__INSTRUCTIONS FOR THE TASK__. Without altering anything, repeat each of the records.

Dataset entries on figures
++++++

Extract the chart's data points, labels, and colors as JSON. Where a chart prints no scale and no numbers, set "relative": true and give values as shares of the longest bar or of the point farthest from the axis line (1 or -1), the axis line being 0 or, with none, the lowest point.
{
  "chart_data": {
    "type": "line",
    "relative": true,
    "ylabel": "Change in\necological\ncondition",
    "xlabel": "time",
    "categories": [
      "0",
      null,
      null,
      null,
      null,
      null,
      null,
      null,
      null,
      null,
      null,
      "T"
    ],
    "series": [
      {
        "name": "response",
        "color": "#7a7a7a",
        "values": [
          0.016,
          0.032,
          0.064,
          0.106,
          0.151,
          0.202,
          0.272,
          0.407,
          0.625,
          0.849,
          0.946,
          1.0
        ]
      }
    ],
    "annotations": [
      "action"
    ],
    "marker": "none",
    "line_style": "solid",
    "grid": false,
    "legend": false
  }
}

++++++

__RESPONSE TO THE EXERCISE__.
Extract the chart's data points, labels, and colors as JSON. Where a chart prints no scale and no numbers, set "relative": true and give values as shares of the longest bar or of the point farthest from the axis line (1 or -1), the axis line being 0 or, with none, the lowest point.
{
  "chart_data": {
    "type": "line",
    "relative": true,
    "ylabel": "Change in\necological\ncondition",
    "xlabel": "time",
    "categories": [
      "0",
      null,
      null,
      null,
      null,
      null,
      null,
      null,
      null,
      null,
      null,
      "T"
    ],
    "series": [
      {
        "name": "response",
        "color": "#7a7a7a",
        "values": [
          0.016,
          0.032,
          0.064,
          0.106,
          0.151,
          0.202,
          0.272,
          0.407,
          0.625,
          0.849,
          0.946,
          1.0
        ]
      }
    ],
    "annotations": [
      "action"
    ],
    "marker": "none",
    "line_style": "solid",
    "grid": false,
    "legend": false
  }
}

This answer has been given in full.